** TASK **
Copy every line of the data in which the word "this" occurs.

Stored data
▬▬▬
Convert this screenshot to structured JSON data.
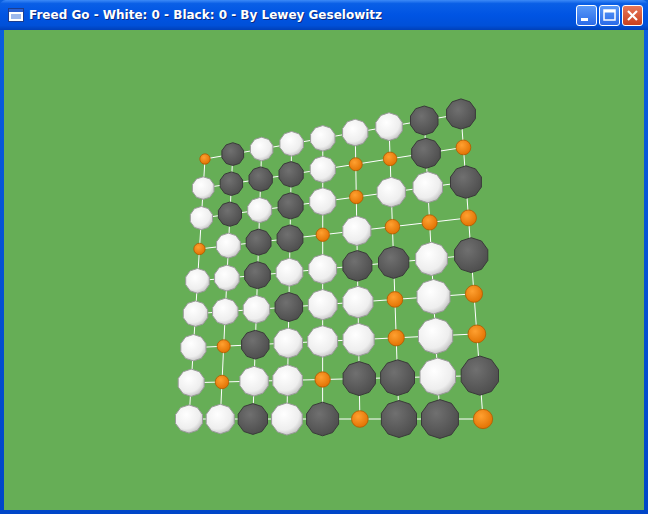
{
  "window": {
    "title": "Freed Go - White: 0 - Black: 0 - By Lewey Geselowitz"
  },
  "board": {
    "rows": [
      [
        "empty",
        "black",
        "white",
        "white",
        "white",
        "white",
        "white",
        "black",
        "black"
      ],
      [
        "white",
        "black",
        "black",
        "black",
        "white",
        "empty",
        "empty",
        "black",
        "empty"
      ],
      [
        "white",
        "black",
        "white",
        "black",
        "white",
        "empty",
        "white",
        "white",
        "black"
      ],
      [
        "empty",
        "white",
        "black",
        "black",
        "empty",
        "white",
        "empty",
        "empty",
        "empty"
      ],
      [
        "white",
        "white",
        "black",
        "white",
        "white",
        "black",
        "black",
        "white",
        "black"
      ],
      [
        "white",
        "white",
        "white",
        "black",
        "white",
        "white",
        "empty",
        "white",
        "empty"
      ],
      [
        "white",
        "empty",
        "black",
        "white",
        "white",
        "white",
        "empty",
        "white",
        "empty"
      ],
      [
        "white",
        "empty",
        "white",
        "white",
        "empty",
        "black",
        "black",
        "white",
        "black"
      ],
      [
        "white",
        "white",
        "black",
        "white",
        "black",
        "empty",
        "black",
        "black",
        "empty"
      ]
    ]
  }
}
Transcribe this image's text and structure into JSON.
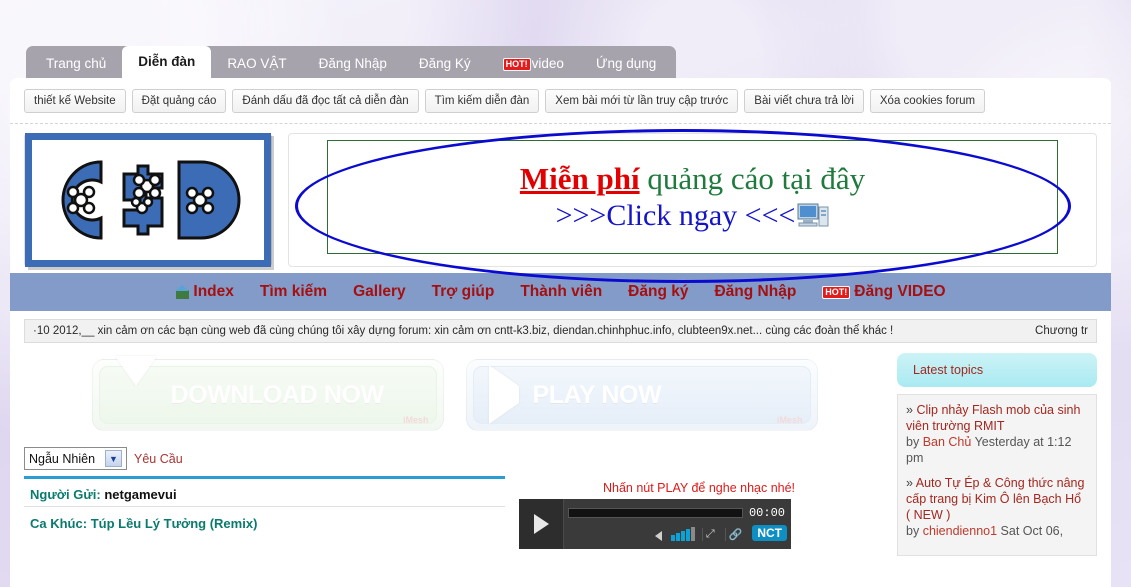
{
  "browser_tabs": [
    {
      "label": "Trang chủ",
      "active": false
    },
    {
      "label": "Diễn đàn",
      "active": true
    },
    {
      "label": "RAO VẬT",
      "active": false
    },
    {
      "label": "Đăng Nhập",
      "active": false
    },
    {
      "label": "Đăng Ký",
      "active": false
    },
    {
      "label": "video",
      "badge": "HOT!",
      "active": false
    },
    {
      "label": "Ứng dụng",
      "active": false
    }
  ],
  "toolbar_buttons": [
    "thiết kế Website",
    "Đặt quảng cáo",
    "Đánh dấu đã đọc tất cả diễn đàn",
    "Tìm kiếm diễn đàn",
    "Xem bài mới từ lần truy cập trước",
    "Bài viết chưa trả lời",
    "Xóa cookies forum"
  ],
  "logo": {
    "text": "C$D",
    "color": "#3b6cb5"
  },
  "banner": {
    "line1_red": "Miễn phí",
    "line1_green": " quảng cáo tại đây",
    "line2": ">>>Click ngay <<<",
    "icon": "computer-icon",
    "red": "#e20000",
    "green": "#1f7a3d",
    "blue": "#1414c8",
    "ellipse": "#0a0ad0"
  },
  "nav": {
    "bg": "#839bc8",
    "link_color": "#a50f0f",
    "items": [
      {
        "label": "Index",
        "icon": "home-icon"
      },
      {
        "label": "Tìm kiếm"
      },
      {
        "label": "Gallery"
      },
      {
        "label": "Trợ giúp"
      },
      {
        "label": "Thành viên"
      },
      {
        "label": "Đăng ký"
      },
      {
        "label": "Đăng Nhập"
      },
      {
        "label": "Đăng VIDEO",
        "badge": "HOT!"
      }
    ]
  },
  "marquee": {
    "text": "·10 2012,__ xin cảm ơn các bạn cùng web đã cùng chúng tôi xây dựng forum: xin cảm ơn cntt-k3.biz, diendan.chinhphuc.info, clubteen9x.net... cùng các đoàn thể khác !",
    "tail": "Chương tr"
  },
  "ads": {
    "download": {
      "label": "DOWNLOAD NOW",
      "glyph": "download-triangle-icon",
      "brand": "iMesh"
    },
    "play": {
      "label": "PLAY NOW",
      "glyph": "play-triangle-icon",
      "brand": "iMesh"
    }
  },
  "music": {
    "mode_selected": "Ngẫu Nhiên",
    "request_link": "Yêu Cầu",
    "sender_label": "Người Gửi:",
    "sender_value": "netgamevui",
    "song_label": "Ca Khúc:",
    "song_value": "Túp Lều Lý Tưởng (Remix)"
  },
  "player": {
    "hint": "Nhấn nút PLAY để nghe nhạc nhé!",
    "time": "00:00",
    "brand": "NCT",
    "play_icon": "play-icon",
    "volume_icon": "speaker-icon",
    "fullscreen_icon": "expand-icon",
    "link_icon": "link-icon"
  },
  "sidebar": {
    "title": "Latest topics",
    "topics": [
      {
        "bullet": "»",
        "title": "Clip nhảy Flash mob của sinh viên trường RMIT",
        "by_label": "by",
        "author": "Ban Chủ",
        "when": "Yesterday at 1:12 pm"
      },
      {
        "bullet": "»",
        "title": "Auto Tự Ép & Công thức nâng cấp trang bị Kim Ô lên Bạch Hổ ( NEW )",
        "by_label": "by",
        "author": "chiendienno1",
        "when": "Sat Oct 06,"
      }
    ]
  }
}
▬▬▬
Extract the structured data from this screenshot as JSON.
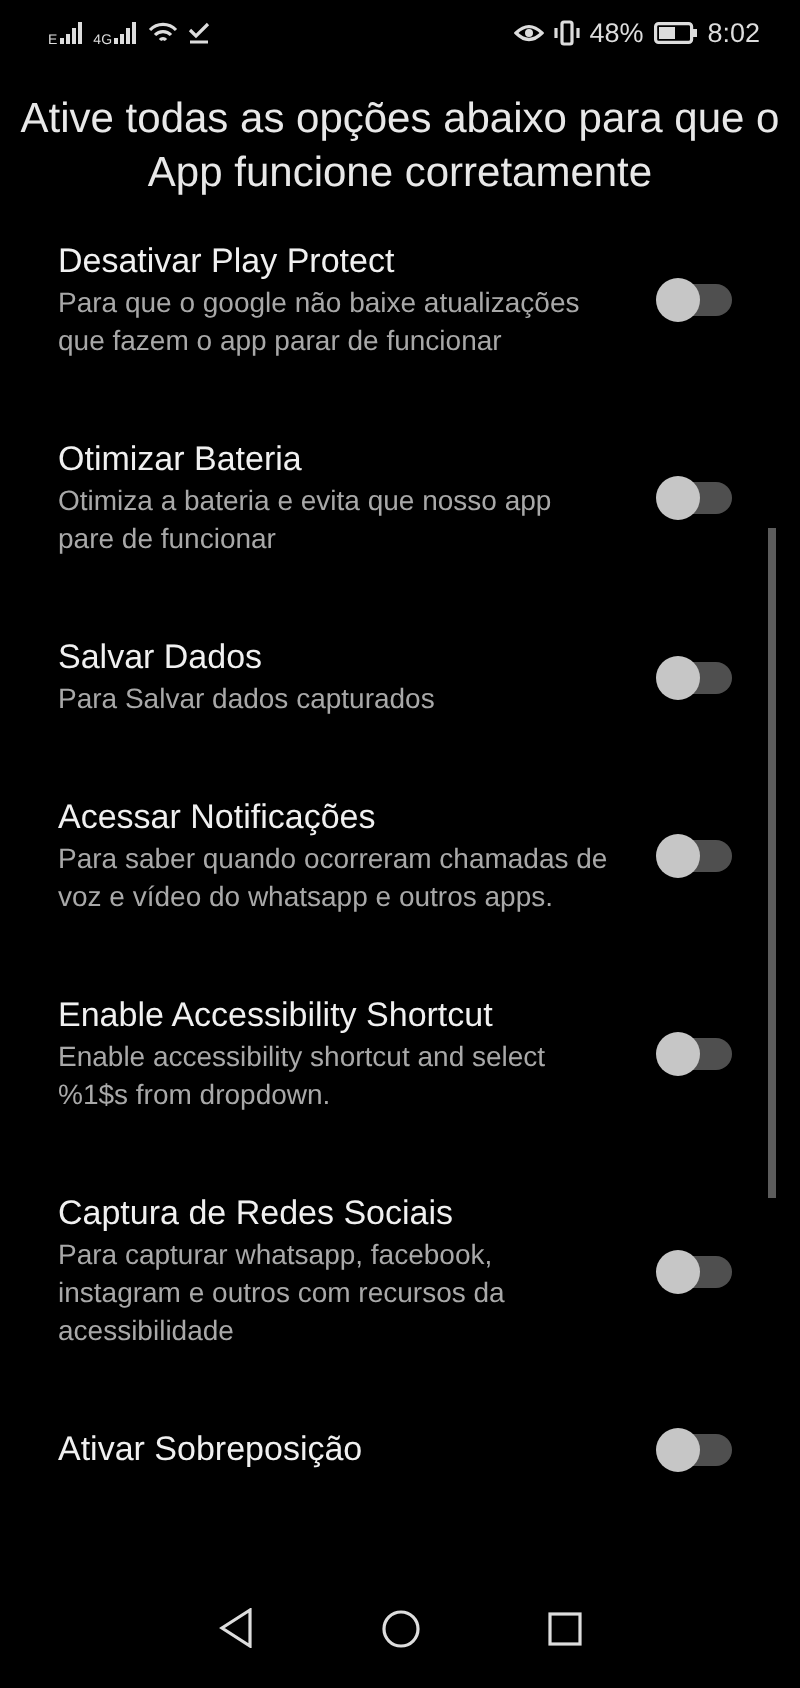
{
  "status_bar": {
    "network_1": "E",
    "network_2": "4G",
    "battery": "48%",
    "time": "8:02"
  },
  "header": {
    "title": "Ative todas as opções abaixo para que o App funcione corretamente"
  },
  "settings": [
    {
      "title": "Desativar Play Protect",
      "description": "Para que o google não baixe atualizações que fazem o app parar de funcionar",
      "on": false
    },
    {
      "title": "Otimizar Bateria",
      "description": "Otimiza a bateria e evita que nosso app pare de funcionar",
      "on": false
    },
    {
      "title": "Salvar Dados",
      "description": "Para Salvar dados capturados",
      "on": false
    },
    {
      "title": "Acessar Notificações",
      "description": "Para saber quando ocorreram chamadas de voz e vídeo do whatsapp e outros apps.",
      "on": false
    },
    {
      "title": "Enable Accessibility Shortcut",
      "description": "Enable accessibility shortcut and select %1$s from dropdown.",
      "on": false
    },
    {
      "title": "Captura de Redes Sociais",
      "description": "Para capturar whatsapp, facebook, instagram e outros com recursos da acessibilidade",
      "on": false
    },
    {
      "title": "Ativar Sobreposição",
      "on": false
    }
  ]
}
▬▬▬
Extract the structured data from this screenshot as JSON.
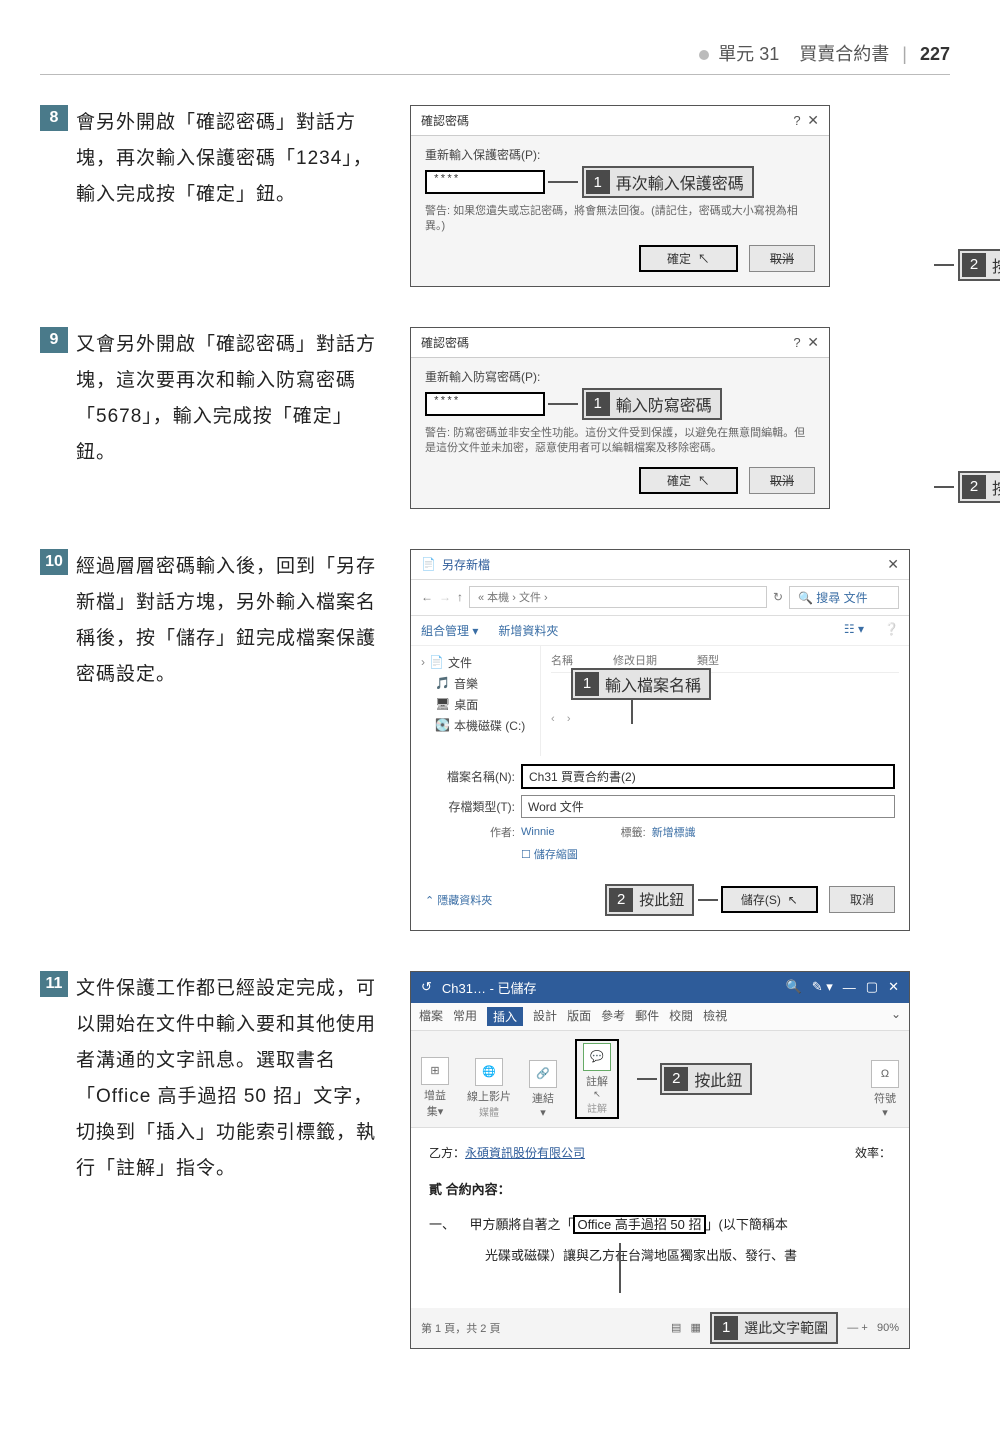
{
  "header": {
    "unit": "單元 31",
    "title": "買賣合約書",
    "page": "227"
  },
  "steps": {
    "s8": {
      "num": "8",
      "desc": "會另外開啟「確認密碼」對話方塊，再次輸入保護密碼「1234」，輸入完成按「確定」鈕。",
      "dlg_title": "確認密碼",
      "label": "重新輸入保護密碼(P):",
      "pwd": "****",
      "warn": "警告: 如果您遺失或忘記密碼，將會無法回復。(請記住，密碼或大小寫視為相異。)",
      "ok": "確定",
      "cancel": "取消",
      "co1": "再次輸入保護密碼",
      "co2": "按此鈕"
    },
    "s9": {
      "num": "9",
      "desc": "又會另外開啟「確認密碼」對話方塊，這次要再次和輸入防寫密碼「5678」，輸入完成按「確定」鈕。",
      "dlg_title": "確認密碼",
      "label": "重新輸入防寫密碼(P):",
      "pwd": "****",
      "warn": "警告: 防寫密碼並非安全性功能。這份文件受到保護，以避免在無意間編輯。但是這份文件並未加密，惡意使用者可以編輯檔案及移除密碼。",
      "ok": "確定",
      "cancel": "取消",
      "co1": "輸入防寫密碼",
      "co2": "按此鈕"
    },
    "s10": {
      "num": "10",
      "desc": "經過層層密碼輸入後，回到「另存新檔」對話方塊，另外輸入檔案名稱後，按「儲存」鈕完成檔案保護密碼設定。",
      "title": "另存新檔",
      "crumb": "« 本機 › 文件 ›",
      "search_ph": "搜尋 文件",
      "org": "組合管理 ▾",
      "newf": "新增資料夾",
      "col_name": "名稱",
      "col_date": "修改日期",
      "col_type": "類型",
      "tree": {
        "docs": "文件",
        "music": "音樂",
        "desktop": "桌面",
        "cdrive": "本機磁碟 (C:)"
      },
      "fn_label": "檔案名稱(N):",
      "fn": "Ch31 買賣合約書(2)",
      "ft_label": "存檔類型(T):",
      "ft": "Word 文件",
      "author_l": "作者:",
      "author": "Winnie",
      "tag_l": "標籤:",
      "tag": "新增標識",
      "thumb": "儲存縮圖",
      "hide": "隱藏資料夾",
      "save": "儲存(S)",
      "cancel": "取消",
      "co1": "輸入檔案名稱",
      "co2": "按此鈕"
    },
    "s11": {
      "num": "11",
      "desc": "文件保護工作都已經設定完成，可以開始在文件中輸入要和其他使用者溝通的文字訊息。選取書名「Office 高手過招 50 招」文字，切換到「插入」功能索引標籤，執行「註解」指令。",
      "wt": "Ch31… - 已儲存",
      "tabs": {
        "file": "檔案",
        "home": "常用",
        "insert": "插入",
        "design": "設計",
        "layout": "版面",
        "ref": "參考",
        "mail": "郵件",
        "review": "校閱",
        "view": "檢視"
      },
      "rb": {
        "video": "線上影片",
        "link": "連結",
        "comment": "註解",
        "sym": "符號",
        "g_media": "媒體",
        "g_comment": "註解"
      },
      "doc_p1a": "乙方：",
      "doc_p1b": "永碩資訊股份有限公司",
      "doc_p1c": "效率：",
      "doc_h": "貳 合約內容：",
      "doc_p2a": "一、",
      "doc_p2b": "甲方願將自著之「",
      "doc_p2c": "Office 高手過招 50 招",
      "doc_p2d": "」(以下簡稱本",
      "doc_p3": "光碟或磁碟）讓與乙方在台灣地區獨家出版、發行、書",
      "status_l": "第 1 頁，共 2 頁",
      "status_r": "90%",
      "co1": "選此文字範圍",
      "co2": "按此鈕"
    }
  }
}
▬▬▬
** WRITTEN REPLY **
Convert this screenshot to structured JSON data.
Transcribe this image's text and structure into JSON.
Extract the structured data from this screenshot as JSON.
Extract the structured data from this screenshot as JSON.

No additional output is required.